**Exercise directions:**
Return each line that holds the word "並應於產權移轉及房屋銷售時列入交代".

Data records
>>>

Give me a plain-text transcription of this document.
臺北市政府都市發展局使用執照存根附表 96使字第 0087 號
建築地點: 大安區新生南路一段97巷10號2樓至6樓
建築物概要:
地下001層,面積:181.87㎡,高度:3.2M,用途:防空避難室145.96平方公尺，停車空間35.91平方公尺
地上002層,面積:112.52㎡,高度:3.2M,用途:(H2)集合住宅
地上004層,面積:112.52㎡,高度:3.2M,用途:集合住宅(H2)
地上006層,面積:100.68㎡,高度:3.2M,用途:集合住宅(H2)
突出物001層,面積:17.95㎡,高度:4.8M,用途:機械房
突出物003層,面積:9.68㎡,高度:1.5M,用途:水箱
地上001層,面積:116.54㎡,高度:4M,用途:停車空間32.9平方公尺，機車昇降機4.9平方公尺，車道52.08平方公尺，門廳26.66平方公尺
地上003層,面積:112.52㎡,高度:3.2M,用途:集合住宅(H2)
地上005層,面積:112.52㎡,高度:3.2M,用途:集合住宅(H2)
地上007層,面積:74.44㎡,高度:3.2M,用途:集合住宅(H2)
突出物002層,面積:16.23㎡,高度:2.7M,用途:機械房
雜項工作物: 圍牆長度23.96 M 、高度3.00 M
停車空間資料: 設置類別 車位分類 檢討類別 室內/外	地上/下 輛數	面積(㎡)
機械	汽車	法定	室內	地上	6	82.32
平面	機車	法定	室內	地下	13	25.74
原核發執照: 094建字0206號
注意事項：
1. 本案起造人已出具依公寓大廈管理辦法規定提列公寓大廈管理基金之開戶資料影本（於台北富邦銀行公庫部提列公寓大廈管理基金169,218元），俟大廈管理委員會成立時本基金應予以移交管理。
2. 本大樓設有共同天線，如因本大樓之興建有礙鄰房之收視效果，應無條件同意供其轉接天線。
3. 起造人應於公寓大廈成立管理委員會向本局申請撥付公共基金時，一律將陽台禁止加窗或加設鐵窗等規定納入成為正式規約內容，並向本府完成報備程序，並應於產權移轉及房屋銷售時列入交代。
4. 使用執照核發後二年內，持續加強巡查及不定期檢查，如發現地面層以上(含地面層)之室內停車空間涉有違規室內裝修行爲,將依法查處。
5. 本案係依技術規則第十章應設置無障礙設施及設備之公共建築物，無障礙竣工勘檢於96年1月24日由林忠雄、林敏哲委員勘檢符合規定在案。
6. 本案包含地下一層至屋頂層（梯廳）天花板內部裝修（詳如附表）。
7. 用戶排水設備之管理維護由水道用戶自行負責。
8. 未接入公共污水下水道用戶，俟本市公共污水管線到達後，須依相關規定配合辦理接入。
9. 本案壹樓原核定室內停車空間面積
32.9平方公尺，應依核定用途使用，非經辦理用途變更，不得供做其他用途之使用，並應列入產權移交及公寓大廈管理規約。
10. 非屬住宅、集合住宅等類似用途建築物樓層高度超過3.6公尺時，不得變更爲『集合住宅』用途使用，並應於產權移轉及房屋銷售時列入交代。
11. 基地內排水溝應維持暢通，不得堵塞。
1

<<<

**Solution:**
3. 起造人應於公寓大廈成立管理委員會向本局申請撥付公共基金時，一律將陽台禁止加窗或加設鐵窗等規定納入成為正式規約內容，並向本府完成報備程序，並應於產權移轉及房屋銷售時列入交代。
10. 非屬住宅、集合住宅等類似用途建築物樓層高度超過3.6公尺時，不得變更爲『集合住宅』用途使用，並應於產權移轉及房屋銷售時列入交代。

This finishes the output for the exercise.